Your answer should be one number: how many lines of the data include the string "xlabel"?

■ **Extracted records**
[Begin]

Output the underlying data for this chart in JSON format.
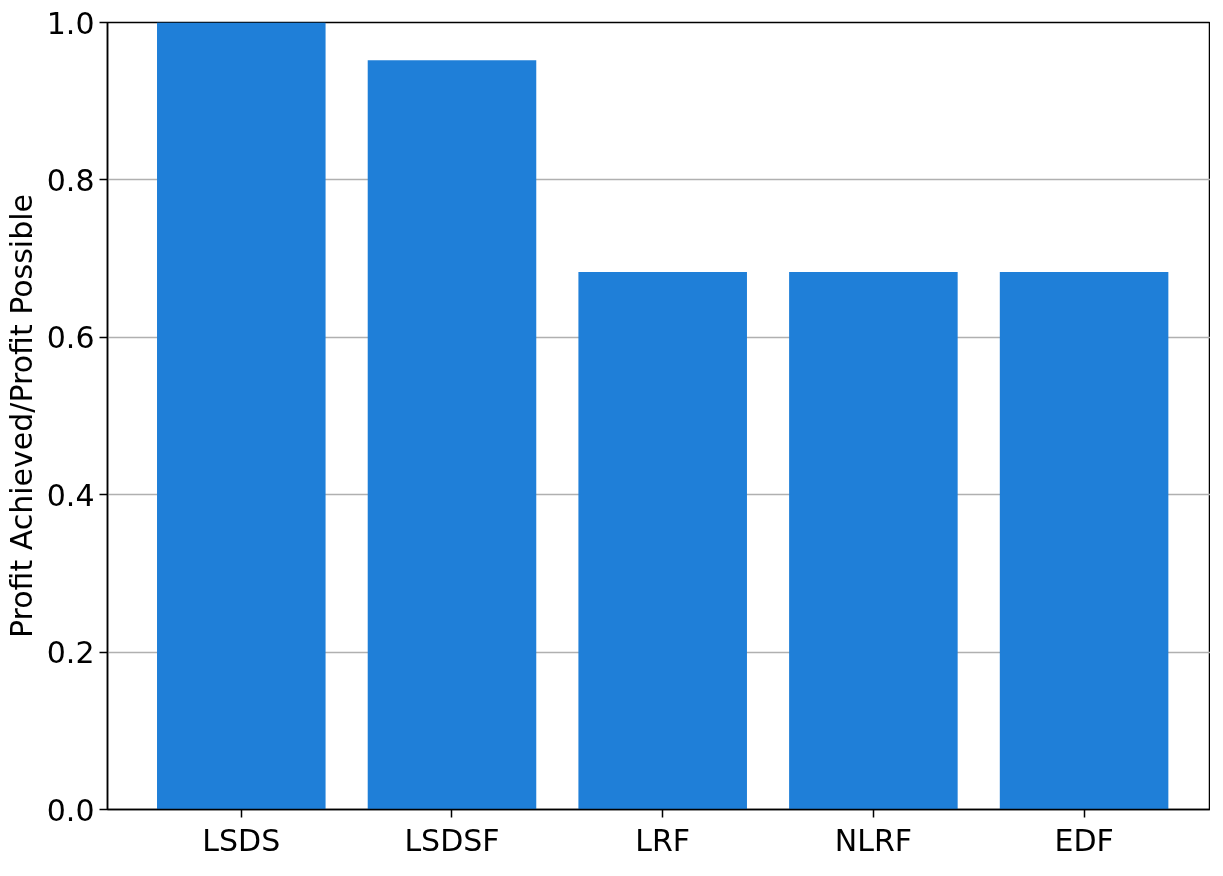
{
  "chart_data": {
    "type": "bar",
    "ylabel": "Profit Achieved/Profit Possible",
    "categories": [
      "LSDS",
      "LSDSF",
      "LRF",
      "NLRF",
      "EDF"
    ],
    "values": [
      1.0,
      0.952,
      0.683,
      0.683,
      0.683
    ],
    "color": "#1f7fd8",
    "ylim": [
      0,
      1.0
    ],
    "yticks": [
      {
        "value": 0,
        "label": "0.0"
      },
      {
        "value": 0.2,
        "label": "0.2"
      },
      {
        "value": 0.4,
        "label": "0.4"
      },
      {
        "value": 0.6,
        "label": "0.6"
      },
      {
        "value": 0.8,
        "label": "0.8"
      },
      {
        "value": 1.0,
        "label": "1.0"
      }
    ],
    "grid": "y"
  }
}
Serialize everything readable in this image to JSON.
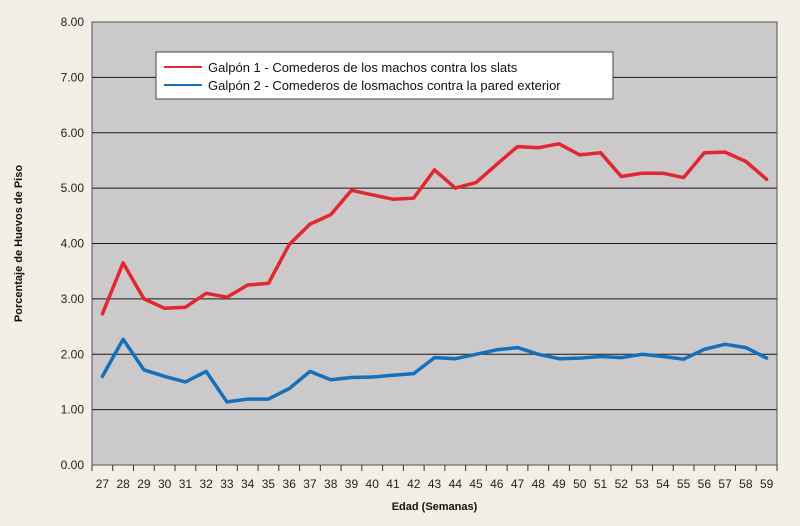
{
  "chart_data": {
    "type": "line",
    "x": [
      "27",
      "28",
      "29",
      "30",
      "31",
      "32",
      "33",
      "34",
      "35",
      "36",
      "37",
      "38",
      "39",
      "40",
      "41",
      "42",
      "43",
      "44",
      "45",
      "46",
      "47",
      "48",
      "49",
      "50",
      "51",
      "52",
      "53",
      "54",
      "55",
      "56",
      "57",
      "58",
      "59"
    ],
    "series": [
      {
        "name": "Galpón 1 - Comederos de los machos contra los slats",
        "color": "#e3262f",
        "values": [
          2.73,
          3.65,
          3.0,
          2.83,
          2.85,
          3.1,
          3.03,
          3.25,
          3.28,
          3.98,
          4.35,
          4.52,
          4.96,
          4.88,
          4.8,
          4.82,
          5.33,
          5.0,
          5.1,
          5.43,
          5.75,
          5.73,
          5.8,
          5.6,
          5.64,
          5.21,
          5.27,
          5.27,
          5.19,
          5.64,
          5.65,
          5.48,
          5.16
        ]
      },
      {
        "name": "Galpón 2 - Comederos de losmachos contra la pared exterior",
        "color": "#1570bc",
        "values": [
          1.6,
          2.27,
          1.72,
          1.6,
          1.5,
          1.69,
          1.14,
          1.19,
          1.19,
          1.38,
          1.69,
          1.54,
          1.58,
          1.59,
          1.62,
          1.65,
          1.94,
          1.92,
          2.0,
          2.08,
          2.12,
          2.0,
          1.92,
          1.93,
          1.96,
          1.94,
          2.0,
          1.96,
          1.91,
          2.09,
          2.18,
          2.12,
          1.93
        ]
      }
    ],
    "y_ticks": [
      "0.00",
      "1.00",
      "2.00",
      "3.00",
      "4.00",
      "5.00",
      "6.00",
      "7.00",
      "8.00"
    ],
    "ylim": [
      0,
      8
    ],
    "xlabel": "Edad (Semanas)",
    "ylabel": "Porcentaje de Huevos de Piso",
    "grid": true,
    "legend_position": "top-center",
    "plot_background": "#cbc9ca",
    "grid_color": "#1a1a1a"
  }
}
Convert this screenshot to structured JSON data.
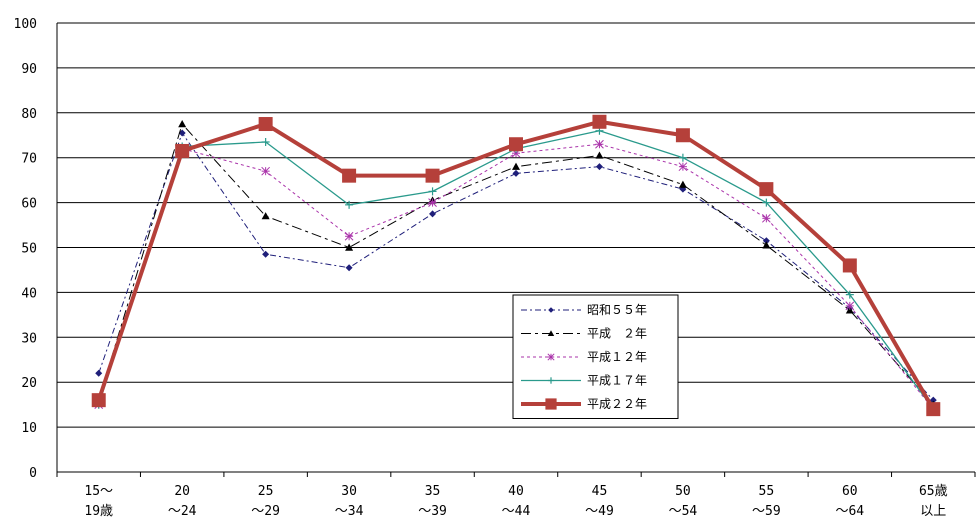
{
  "chart_data": {
    "type": "line",
    "title": "",
    "xlabel": "",
    "ylabel": "",
    "ylim": [
      0,
      100
    ],
    "yticks": [
      0,
      10,
      20,
      30,
      40,
      50,
      60,
      70,
      80,
      90,
      100
    ],
    "grid": "horizontal",
    "legend_position": "lower-middle-right",
    "categories": [
      [
        "15～",
        "19歳"
      ],
      [
        "20",
        "～24"
      ],
      [
        "25",
        "～29"
      ],
      [
        "30",
        "～34"
      ],
      [
        "35",
        "～39"
      ],
      [
        "40",
        "～44"
      ],
      [
        "45",
        "～49"
      ],
      [
        "50",
        "～54"
      ],
      [
        "55",
        "～59"
      ],
      [
        "60",
        "～64"
      ],
      [
        "65歳",
        "以上"
      ]
    ],
    "series": [
      {
        "name": "昭和５５年",
        "color": "#1f1f7a",
        "dash": "6,3,2,3",
        "marker": "diamond",
        "width": 1,
        "values": [
          22,
          75.5,
          48.5,
          45.5,
          57.5,
          66.5,
          68,
          63,
          51.5,
          36.5,
          16
        ]
      },
      {
        "name": "平成　２年",
        "color": "#000000",
        "dash": "10,4,3,4",
        "marker": "triangle",
        "width": 1,
        "values": [
          16,
          77.5,
          57,
          50,
          60.5,
          68,
          70.5,
          64,
          50.5,
          36,
          15
        ]
      },
      {
        "name": "平成１２年",
        "color": "#aa33aa",
        "dash": "3,3",
        "marker": "asterisk",
        "width": 1,
        "values": [
          15,
          72,
          67,
          52.5,
          60,
          71,
          73,
          68,
          56.5,
          37,
          14
        ]
      },
      {
        "name": "平成１７年",
        "color": "#2a9a8c",
        "dash": "",
        "marker": "plus",
        "width": 1.3,
        "values": [
          15,
          72.5,
          73.5,
          59.5,
          62.5,
          72,
          76,
          70,
          60,
          39.5,
          14
        ]
      },
      {
        "name": "平成２２年",
        "color": "#b5403a",
        "dash": "",
        "marker": "square",
        "width": 4,
        "values": [
          16,
          71.5,
          77.5,
          66,
          66,
          73,
          78,
          75,
          63,
          46,
          14
        ]
      }
    ]
  }
}
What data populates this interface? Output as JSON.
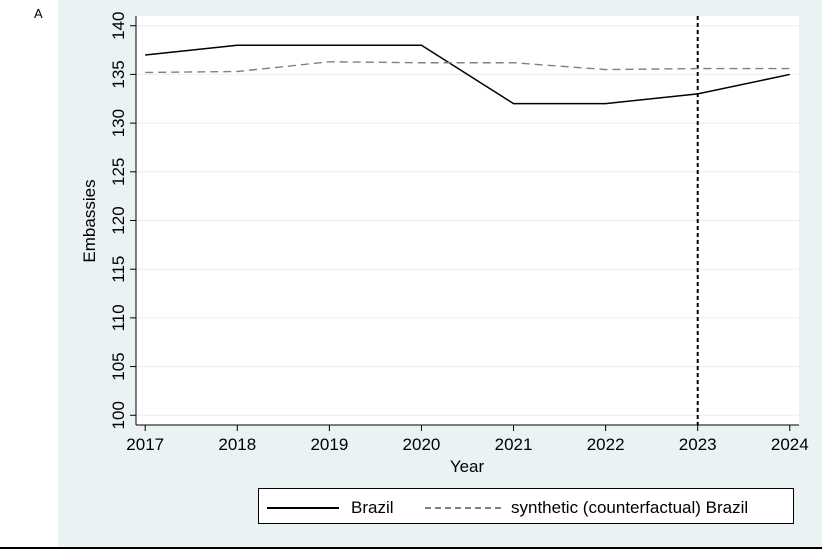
{
  "panel_label": "A",
  "colors": {
    "background": "#eaf2f3",
    "plot_bg": "#ffffff",
    "brazil": "#000000",
    "synthetic": "#808080",
    "grid": "#e8eef0"
  },
  "chart_data": {
    "type": "line",
    "x": [
      2017,
      2018,
      2019,
      2020,
      2021,
      2022,
      2023,
      2024
    ],
    "x_ticks": [
      "2017",
      "2018",
      "2019",
      "2020",
      "2021",
      "2022",
      "2023",
      "2024"
    ],
    "y_ticks": [
      "100",
      "105",
      "110",
      "115",
      "120",
      "125",
      "130",
      "135",
      "140"
    ],
    "series": [
      {
        "name": "Brazil",
        "values": [
          137,
          138,
          138,
          138,
          132,
          132,
          133,
          135
        ],
        "style": "solid"
      },
      {
        "name": "synthetic (counterfactual) Brazil",
        "values": [
          135.2,
          135.3,
          136.3,
          136.2,
          136.2,
          135.5,
          135.6,
          135.6
        ],
        "style": "dashed"
      }
    ],
    "xlabel": "Year",
    "ylabel": "Embassies",
    "xlim": [
      2016.9,
      2024.1
    ],
    "ylim": [
      99,
      141
    ],
    "vline_x": 2023,
    "grid": true,
    "legend": "bottom"
  }
}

[End]

■ **Solved exercise**
3